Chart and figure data
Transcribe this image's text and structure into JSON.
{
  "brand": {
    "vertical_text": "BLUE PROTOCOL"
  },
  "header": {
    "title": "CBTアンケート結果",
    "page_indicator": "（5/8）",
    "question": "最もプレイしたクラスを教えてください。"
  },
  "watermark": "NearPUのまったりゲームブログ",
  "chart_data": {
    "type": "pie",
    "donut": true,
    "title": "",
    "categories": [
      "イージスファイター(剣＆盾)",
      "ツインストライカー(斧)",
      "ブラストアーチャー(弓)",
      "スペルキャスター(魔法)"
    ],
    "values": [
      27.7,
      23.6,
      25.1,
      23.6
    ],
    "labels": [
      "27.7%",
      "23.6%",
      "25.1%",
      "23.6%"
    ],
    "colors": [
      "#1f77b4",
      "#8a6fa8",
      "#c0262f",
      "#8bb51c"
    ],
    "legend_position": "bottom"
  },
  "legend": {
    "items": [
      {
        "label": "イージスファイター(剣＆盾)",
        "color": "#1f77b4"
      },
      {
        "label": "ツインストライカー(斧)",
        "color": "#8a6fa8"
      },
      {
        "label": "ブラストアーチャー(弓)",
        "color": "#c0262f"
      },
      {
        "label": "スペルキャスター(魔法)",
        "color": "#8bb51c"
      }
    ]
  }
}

*What to work on:* Can you give every line above again, exactly as written?

*Correct result:*
Transcribe this image's text and structure into JSON.
{
  "brand": {
    "vertical_text": "BLUE PROTOCOL"
  },
  "header": {
    "title": "CBTアンケート結果",
    "page_indicator": "（5/8）",
    "question": "最もプレイしたクラスを教えてください。"
  },
  "watermark": "NearPUのまったりゲームブログ",
  "chart_data": {
    "type": "pie",
    "donut": true,
    "title": "",
    "categories": [
      "イージスファイター(剣＆盾)",
      "ツインストライカー(斧)",
      "ブラストアーチャー(弓)",
      "スペルキャスター(魔法)"
    ],
    "values": [
      27.7,
      23.6,
      25.1,
      23.6
    ],
    "labels": [
      "27.7%",
      "23.6%",
      "25.1%",
      "23.6%"
    ],
    "colors": [
      "#1f77b4",
      "#8a6fa8",
      "#c0262f",
      "#8bb51c"
    ],
    "legend_position": "bottom"
  },
  "legend": {
    "items": [
      {
        "label": "イージスファイター(剣＆盾)",
        "color": "#1f77b4"
      },
      {
        "label": "ツインストライカー(斧)",
        "color": "#8a6fa8"
      },
      {
        "label": "ブラストアーチャー(弓)",
        "color": "#c0262f"
      },
      {
        "label": "スペルキャスター(魔法)",
        "color": "#8bb51c"
      }
    ]
  }
}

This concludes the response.